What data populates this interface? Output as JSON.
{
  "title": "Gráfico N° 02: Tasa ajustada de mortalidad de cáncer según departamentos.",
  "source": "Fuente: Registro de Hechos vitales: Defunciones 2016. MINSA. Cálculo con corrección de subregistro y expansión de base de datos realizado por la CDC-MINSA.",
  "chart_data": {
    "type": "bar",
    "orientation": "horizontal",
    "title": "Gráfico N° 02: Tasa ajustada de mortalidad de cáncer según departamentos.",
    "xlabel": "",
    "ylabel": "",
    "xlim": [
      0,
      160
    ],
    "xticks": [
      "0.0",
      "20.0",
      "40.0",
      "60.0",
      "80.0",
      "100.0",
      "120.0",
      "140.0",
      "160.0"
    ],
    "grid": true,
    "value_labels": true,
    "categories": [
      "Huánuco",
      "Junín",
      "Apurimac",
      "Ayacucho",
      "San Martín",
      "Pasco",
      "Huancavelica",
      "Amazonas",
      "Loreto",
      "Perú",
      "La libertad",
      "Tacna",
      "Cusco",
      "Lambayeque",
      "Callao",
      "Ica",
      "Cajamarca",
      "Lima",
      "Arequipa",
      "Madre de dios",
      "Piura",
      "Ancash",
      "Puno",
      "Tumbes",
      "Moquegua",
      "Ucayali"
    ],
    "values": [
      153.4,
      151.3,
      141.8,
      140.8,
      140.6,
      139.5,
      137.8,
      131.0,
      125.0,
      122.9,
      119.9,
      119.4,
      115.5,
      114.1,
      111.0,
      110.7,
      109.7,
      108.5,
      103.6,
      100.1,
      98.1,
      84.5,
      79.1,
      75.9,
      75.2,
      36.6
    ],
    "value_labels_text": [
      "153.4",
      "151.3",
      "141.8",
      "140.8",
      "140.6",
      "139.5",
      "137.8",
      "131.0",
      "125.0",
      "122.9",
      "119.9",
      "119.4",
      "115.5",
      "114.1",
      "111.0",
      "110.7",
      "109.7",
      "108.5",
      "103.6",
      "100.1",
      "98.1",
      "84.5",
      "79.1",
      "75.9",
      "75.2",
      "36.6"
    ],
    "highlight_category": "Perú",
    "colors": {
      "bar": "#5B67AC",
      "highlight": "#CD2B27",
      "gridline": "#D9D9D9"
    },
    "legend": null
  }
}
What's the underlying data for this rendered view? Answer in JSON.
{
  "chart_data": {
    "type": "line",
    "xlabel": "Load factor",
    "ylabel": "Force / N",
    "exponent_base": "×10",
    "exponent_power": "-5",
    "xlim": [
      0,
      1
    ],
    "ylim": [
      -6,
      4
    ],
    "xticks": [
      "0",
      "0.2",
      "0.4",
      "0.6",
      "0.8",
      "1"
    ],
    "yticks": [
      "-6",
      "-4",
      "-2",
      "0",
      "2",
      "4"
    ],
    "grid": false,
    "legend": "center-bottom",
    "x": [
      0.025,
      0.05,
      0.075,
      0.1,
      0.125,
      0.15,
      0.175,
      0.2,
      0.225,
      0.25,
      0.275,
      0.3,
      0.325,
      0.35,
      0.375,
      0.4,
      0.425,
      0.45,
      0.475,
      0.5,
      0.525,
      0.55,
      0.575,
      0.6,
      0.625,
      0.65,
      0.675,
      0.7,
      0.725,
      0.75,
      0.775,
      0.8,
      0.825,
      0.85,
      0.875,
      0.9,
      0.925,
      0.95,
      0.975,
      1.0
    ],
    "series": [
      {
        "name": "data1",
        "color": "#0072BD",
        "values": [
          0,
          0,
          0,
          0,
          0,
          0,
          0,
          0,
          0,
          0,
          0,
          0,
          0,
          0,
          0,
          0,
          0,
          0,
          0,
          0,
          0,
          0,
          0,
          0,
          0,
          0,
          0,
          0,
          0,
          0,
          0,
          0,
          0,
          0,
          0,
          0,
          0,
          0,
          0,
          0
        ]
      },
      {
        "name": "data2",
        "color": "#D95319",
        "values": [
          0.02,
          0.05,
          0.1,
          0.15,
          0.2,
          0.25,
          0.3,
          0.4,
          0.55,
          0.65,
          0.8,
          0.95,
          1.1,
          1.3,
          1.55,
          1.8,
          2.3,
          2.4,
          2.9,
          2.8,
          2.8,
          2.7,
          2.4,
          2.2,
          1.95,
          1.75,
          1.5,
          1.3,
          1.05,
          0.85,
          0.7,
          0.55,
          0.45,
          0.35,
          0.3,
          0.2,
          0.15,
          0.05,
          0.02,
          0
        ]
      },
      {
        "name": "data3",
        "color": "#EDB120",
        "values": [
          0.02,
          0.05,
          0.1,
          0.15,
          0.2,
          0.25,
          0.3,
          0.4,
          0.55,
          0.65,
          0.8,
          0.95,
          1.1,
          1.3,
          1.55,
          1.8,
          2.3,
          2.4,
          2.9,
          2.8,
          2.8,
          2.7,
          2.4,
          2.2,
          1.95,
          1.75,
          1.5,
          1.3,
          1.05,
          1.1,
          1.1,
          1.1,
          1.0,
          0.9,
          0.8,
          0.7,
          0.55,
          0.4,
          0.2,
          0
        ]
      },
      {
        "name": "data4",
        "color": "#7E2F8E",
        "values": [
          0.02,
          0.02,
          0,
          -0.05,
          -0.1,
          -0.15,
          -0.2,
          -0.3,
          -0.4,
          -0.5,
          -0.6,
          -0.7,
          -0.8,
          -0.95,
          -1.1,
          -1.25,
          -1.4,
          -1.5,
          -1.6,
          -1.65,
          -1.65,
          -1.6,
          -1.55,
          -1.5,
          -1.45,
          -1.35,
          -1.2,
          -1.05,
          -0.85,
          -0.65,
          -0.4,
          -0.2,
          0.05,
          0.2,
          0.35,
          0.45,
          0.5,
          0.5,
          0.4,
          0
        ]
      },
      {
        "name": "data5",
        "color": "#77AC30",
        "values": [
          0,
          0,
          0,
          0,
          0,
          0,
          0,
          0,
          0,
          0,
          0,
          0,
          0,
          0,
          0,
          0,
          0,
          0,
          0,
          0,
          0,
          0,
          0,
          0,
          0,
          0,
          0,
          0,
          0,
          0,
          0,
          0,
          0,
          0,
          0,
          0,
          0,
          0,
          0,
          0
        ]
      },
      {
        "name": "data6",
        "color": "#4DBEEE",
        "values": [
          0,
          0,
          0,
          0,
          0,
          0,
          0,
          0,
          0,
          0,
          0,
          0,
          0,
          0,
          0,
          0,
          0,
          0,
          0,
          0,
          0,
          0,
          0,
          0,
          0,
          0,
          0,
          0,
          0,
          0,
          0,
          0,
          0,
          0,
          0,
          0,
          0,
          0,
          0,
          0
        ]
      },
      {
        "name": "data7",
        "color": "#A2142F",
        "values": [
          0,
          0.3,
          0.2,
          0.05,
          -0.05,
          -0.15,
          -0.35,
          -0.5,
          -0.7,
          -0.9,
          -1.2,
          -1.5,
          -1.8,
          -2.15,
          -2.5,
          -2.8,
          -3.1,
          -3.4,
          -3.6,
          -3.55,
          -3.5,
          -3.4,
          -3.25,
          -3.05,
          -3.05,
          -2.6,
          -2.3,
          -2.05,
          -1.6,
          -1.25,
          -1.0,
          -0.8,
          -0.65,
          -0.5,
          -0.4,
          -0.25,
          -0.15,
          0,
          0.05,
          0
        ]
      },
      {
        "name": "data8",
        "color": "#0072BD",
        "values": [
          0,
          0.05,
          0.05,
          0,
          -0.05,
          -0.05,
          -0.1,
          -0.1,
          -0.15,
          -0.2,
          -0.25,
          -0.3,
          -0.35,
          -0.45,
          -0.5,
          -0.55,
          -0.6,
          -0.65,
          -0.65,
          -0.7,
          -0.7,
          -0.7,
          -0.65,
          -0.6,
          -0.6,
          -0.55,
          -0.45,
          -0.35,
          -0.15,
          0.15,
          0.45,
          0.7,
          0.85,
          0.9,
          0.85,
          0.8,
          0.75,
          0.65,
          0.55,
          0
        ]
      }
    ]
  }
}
----------------
▸ **WHAT THIS TASK INVOLVES**:
Look through the data and gather every line with the string "cáncer" in it.

▸ **TASK OUTPUT**:
  "title": "Gráfico N° 02: Tasa ajustada de mortalidad de cáncer según departamentos.",
    "title": "Gráfico N° 02: Tasa ajustada de mortalidad de cáncer según departamentos.",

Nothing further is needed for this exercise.